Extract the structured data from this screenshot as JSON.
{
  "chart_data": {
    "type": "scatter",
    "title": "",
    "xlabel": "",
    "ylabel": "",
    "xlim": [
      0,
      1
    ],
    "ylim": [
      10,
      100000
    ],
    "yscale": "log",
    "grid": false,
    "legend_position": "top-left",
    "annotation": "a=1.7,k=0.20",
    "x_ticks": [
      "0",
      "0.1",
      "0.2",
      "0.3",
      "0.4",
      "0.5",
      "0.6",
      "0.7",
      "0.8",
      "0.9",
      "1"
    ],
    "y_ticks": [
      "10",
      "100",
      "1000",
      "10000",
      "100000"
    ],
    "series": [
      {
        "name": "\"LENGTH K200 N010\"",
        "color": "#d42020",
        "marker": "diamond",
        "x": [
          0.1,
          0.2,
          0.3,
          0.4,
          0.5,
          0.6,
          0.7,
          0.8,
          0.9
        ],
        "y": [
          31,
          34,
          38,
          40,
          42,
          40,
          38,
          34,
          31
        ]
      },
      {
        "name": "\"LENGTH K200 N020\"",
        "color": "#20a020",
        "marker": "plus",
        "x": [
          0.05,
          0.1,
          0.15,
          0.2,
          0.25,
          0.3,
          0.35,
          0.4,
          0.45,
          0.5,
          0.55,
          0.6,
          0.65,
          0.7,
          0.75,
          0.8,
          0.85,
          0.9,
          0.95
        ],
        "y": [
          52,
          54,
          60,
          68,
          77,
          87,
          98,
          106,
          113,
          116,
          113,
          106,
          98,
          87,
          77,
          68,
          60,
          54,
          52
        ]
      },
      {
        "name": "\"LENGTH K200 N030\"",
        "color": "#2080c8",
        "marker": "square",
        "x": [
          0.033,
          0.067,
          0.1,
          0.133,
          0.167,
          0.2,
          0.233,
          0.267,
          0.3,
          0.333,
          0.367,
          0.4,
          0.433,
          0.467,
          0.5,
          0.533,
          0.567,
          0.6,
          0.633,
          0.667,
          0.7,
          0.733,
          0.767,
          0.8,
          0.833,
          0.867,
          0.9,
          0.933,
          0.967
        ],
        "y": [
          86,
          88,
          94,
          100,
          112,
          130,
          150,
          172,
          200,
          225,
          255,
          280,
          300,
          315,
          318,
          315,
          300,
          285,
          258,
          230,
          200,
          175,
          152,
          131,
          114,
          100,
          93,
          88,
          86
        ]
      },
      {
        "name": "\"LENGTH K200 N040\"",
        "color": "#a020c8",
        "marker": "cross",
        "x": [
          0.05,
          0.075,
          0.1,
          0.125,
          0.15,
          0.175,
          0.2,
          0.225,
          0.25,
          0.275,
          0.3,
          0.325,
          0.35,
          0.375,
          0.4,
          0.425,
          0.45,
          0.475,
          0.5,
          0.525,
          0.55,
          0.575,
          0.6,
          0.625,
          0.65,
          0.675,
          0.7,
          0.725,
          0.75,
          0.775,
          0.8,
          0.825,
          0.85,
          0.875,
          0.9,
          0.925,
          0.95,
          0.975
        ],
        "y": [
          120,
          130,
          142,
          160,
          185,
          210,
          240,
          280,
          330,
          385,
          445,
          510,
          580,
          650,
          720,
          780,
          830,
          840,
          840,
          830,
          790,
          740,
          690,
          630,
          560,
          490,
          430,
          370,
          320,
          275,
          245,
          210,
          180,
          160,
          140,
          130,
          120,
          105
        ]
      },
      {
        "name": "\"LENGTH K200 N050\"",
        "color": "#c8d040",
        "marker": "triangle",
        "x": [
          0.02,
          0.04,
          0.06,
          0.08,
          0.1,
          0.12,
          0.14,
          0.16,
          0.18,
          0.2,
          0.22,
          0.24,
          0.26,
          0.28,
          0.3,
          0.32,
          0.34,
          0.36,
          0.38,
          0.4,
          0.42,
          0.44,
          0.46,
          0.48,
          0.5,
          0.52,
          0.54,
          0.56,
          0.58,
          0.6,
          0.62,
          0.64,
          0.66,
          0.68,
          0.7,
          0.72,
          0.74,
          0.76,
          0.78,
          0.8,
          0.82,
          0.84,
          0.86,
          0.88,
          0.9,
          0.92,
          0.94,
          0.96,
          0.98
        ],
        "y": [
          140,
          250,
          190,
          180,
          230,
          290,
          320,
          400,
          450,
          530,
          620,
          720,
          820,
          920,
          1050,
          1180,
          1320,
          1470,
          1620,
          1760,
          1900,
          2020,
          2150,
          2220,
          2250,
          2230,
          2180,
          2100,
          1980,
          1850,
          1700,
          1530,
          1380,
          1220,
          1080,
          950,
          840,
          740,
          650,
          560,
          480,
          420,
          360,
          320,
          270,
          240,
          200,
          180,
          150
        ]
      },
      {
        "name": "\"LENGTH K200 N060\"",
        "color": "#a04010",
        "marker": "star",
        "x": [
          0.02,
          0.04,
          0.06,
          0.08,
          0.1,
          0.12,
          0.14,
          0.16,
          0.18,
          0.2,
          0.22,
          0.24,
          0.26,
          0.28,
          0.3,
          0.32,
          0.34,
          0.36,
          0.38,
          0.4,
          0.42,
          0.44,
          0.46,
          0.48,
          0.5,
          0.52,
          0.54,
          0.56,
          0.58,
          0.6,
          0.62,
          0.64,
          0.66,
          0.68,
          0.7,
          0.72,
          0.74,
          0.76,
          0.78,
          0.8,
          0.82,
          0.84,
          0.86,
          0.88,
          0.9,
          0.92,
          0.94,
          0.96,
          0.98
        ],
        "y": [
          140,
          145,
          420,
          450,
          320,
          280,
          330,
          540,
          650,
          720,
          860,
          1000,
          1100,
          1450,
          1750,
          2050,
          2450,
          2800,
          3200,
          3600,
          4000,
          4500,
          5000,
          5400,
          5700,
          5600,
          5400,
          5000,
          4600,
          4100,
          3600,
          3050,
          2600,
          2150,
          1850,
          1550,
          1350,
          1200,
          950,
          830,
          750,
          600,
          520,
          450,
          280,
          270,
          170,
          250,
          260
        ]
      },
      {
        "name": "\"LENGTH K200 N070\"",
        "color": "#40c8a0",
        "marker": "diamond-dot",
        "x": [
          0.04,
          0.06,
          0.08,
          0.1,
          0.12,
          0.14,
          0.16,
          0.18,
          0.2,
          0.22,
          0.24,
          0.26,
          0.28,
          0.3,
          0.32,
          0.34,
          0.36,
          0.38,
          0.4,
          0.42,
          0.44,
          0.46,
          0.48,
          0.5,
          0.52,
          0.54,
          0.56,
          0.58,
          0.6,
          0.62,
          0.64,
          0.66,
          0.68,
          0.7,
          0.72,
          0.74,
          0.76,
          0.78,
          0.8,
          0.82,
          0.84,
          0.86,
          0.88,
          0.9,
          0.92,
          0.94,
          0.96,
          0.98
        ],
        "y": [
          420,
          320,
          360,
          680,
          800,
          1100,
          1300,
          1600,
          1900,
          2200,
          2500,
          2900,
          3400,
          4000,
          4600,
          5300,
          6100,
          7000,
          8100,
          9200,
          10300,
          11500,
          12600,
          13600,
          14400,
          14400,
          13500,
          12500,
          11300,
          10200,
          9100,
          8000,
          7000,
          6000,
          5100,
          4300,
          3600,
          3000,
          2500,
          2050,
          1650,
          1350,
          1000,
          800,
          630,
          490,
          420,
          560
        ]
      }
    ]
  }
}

----

WORK TO BE COMPLETED:
Within the listing above, find every line containing the string "LENGTH" and return it.

RIGHT ANSWER:
        "name": "\"LENGTH K200 N010\"",
        "name": "\"LENGTH K200 N020\"",
        "name": "\"LENGTH K200 N030\"",
        "name": "\"LENGTH K200 N040\"",
        "name": "\"LENGTH K200 N050\"",
        "name": "\"LENGTH K200 N060\"",
        "name": "\"LENGTH K200 N070\"",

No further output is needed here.